А Рубцов напослед, видимо, вдохновленный всеобщим одобрением, неожиданно прорезавшимся командным морским голосом громово провозгласил:
— За Кавказ!!! Ввиду важности тоста всех прошу встать!!!
Сборище дружно громыхнуло стульями и вытянулось по стойке «смирно» со стаканами наперевес в ожидании сверхславословий. Рубцов умело выдержал паузу и тихо, но веско добавил:
— Ввиду ответственности и важности тоста всех инородцев прошу выйти вон…
Думается, нет нужды описывать дальнейшее: треск ломаемой мебели, грохот бьющейся посуды, ругань и бестолковое рукоприкладство. Но удивительно — не затаили на Рубцова злобу собутыльники, причисленные им к инородцам, не заклеймили за великодержавный шовинизм, — и через день-другой поэт как ни в чем не бывало приглашался для украшения очередного кавказского пира.

[Данные для понимания документов]
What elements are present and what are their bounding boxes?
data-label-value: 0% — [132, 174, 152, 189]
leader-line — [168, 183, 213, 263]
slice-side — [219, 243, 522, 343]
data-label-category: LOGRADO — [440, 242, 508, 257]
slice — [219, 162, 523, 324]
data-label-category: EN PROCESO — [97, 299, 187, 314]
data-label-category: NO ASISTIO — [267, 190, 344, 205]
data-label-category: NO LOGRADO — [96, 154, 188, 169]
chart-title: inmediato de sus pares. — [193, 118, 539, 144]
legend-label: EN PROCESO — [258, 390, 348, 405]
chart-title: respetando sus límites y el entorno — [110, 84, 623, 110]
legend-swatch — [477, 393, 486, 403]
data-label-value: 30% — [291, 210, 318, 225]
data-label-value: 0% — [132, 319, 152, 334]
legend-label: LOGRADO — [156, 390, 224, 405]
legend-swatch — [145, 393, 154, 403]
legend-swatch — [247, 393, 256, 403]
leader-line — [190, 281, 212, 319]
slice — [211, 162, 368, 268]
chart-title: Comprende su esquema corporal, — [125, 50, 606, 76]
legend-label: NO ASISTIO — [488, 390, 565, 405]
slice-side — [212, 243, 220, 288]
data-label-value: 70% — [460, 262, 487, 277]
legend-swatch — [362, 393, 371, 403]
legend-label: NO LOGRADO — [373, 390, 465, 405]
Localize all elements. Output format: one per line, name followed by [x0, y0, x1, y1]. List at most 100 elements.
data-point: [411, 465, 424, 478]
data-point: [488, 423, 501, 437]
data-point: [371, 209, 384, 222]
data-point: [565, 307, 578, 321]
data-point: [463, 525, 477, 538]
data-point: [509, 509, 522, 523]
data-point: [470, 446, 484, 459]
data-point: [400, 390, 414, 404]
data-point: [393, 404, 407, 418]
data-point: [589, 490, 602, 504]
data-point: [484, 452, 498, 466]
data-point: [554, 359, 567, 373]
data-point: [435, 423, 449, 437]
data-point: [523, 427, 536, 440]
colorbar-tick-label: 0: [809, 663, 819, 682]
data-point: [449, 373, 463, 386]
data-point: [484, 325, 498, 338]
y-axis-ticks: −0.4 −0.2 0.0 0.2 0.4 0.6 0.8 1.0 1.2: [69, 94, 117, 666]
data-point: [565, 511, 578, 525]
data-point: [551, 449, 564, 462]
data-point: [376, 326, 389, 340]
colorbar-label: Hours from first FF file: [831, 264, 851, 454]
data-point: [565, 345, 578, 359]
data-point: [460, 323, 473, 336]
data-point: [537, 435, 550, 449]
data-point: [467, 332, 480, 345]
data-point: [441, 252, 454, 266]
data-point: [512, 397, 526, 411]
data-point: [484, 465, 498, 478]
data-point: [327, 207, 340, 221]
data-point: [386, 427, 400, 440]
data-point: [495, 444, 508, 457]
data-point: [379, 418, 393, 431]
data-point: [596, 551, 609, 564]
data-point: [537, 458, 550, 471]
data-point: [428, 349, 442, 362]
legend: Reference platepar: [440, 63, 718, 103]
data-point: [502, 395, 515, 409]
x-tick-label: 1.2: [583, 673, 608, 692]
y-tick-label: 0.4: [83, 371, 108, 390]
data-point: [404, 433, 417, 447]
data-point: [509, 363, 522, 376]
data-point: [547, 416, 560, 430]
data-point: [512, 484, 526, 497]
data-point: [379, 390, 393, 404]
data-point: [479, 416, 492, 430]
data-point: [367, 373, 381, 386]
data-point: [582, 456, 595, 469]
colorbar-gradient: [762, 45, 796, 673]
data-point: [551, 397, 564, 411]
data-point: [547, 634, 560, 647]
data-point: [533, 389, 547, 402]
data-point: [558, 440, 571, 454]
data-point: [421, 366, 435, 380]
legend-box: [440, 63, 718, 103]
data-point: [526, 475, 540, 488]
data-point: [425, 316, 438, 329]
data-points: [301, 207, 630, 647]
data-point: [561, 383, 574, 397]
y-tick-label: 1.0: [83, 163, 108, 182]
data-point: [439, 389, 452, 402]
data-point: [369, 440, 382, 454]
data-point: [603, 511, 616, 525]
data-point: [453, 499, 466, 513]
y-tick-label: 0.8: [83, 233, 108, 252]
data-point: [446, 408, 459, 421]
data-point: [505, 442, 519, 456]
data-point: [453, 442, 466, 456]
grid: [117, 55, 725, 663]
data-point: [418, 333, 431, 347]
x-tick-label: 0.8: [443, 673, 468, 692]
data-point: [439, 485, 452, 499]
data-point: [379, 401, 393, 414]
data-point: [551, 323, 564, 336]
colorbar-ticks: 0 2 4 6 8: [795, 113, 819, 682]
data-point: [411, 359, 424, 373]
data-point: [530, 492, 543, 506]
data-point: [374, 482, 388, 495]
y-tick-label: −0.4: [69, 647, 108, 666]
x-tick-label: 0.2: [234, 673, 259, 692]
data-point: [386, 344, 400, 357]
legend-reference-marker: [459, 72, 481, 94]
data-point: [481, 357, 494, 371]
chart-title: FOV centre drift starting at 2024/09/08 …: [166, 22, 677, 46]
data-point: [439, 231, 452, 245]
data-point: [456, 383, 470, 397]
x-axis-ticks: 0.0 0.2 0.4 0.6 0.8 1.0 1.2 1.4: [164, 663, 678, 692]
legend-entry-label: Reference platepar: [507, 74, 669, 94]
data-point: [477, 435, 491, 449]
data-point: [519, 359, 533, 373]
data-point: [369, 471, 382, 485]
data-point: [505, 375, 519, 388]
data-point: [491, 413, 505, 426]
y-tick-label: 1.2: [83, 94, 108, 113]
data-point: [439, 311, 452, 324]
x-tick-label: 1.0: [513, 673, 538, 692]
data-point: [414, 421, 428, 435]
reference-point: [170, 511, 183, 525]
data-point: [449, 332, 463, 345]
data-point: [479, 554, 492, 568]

## ТЕКСТ ЗАДАНИЯ
Напишите продолжение отрывка о тосте Рубцова на кавказском застолье, начав сразу после его последнего предложения. Приведённые материалы для работы не нужны.

## ПОЛЕ ОТВЕТА
Ребята из республик получали всевозможные дотации от своих столичных представительств и республиканских писательских союзов, в отличие от своих русских сокашников. Я, например, за годы своего ученичества не получил ни на копейку подмога от Орловского отделения Союза писателей России, хотя, казалось бы… Ведь край Тургенева, Лескова, Бунина, Фета, Тютчева, Андреева, Пришвина и других гениев отечественной словесности. Но куда там! Даже жалкий приток гонораров из местных газеток прервался. «Учится в Москве, пущай там и печатается!.. Нашелся, понимаешь, талант!.. Тьфу!..» Вот так мы заботились, да и поныне заботимся, о наших национальных дарованиях. И Рубцова не шибко привечала тогдашняя вологодская писательская команда. И многих, многих других русских ребят пинками ласкала малая и большая родина.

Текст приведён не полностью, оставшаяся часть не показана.